## Begin DATA FOR THIS EXERCISE
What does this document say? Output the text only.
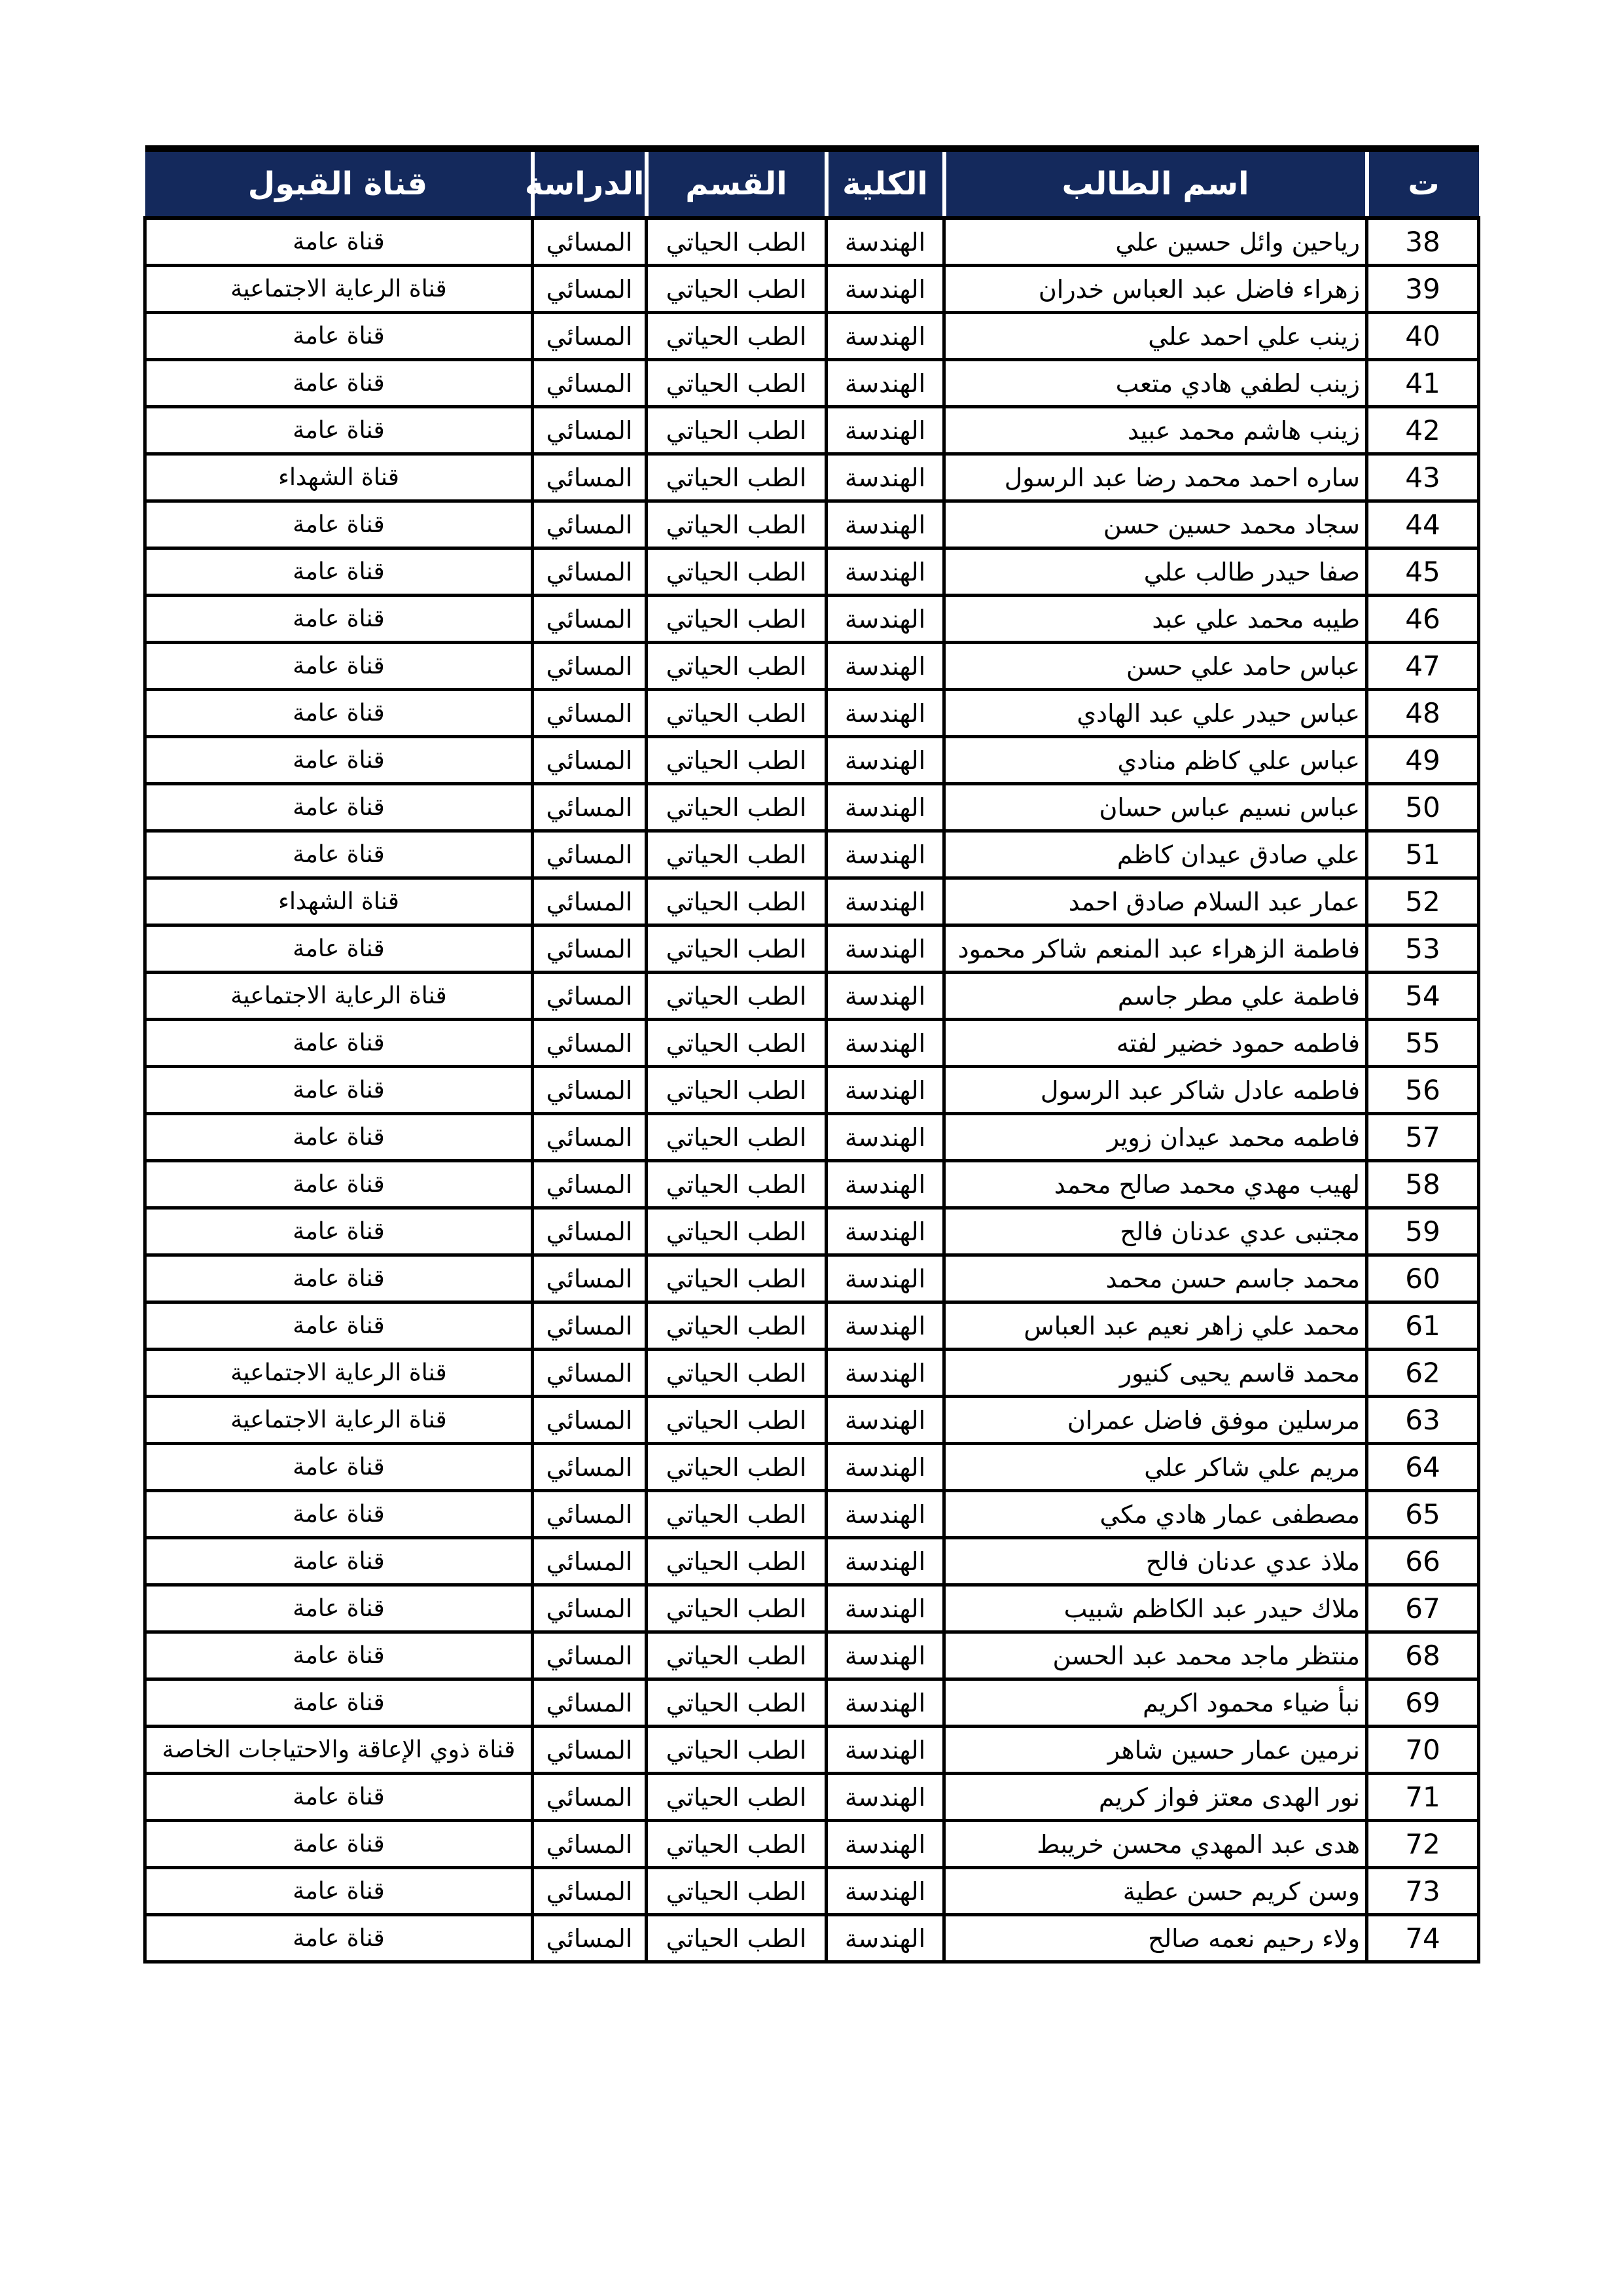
ت	اسم الطالب	الكلية	القسم	الدراسة	قناة القبول
38	رياحين وائل حسين علي	الهندسة	الطب الحياتي	المسائي	قناة عامة
39	زهراء فاضل عبد العباس خدران	الهندسة	الطب الحياتي	المسائي	قناة الرعاية الاجتماعية
40	زينب علي احمد علي	الهندسة	الطب الحياتي	المسائي	قناة عامة
41	زينب لطفي هادي متعب	الهندسة	الطب الحياتي	المسائي	قناة عامة
42	زينب هاشم محمد عبيد	الهندسة	الطب الحياتي	المسائي	قناة عامة
43	ساره احمد محمد رضا عبد الرسول	الهندسة	الطب الحياتي	المسائي	قناة الشهداء
44	سجاد محمد حسين حسن	الهندسة	الطب الحياتي	المسائي	قناة عامة
45	صفا حيدر طالب علي	الهندسة	الطب الحياتي	المسائي	قناة عامة
46	طيبه محمد علي عبد	الهندسة	الطب الحياتي	المسائي	قناة عامة
47	عباس حامد علي حسن	الهندسة	الطب الحياتي	المسائي	قناة عامة
48	عباس حيدر علي عبد الهادي	الهندسة	الطب الحياتي	المسائي	قناة عامة
49	عباس علي كاظم منادي	الهندسة	الطب الحياتي	المسائي	قناة عامة
50	عباس نسيم عباس حسان	الهندسة	الطب الحياتي	المسائي	قناة عامة
51	علي صادق عيدان كاظم	الهندسة	الطب الحياتي	المسائي	قناة عامة
52	عمار عبد السلام صادق احمد	الهندسة	الطب الحياتي	المسائي	قناة الشهداء
53	فاطمة الزهراء عبد المنعم شاكر محمود	الهندسة	الطب الحياتي	المسائي	قناة عامة
54	فاطمة علي مطر جاسم	الهندسة	الطب الحياتي	المسائي	قناة الرعاية الاجتماعية
55	فاطمه حمود خضير لفته	الهندسة	الطب الحياتي	المسائي	قناة عامة
56	فاطمه عادل شاكر عبد الرسول	الهندسة	الطب الحياتي	المسائي	قناة عامة
57	فاطمه محمد عيدان زوير	الهندسة	الطب الحياتي	المسائي	قناة عامة
58	لهيب مهدي محمد صالح محمد	الهندسة	الطب الحياتي	المسائي	قناة عامة
59	مجتبى عدي عدنان فالح	الهندسة	الطب الحياتي	المسائي	قناة عامة
60	محمد جاسم حسن محمد	الهندسة	الطب الحياتي	المسائي	قناة عامة
61	محمد علي زاهر نعيم عبد العباس	الهندسة	الطب الحياتي	المسائي	قناة عامة
62	محمد قاسم يحيى كنيور	الهندسة	الطب الحياتي	المسائي	قناة الرعاية الاجتماعية
63	مرسلين موفق فاضل عمران	الهندسة	الطب الحياتي	المسائي	قناة الرعاية الاجتماعية
64	مريم علي شاكر علي	الهندسة	الطب الحياتي	المسائي	قناة عامة
65	مصطفى عمار هادي مكي	الهندسة	الطب الحياتي	المسائي	قناة عامة
66	ملاذ عدي عدنان فالح	الهندسة	الطب الحياتي	المسائي	قناة عامة
67	ملاك حيدر عبد الكاظم شبيب	الهندسة	الطب الحياتي	المسائي	قناة عامة
68	منتظر ماجد محمد عبد الحسن	الهندسة	الطب الحياتي	المسائي	قناة عامة
69	نبأ ضياء محمود اكريم	الهندسة	الطب الحياتي	المسائي	قناة عامة
70	نرمين عمار حسين شاهر	الهندسة	الطب الحياتي	المسائي	قناة ذوي الإعاقة والاحتياجات الخاصة
71	نور الهدى معتز فواز كريم	الهندسة	الطب الحياتي	المسائي	قناة عامة
72	هدى عبد المهدي محسن خريبط	الهندسة	الطب الحياتي	المسائي	قناة عامة
73	وسن كريم حسن عطية	الهندسة	الطب الحياتي	المسائي	قناة عامة
74	ولاء رحيم نعمه صالح	الهندسة	الطب الحياتي	المسائي	قناة عامة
## End DATA FOR THIS EXERCISE
▶ **WRITTEN PROBLEM**:
Which lines include the word "زينب"? List them all.

▶ **CORRECT OUTPUT**:
40	زينب علي احمد علي	الهندسة	الطب الحياتي	المسائي	قناة عامة
41	زينب لطفي هادي متعب	الهندسة	الطب الحياتي	المسائي	قناة عامة
42	زينب هاشم محمد عبيد	الهندسة	الطب الحياتي	المسائي	قناة عامة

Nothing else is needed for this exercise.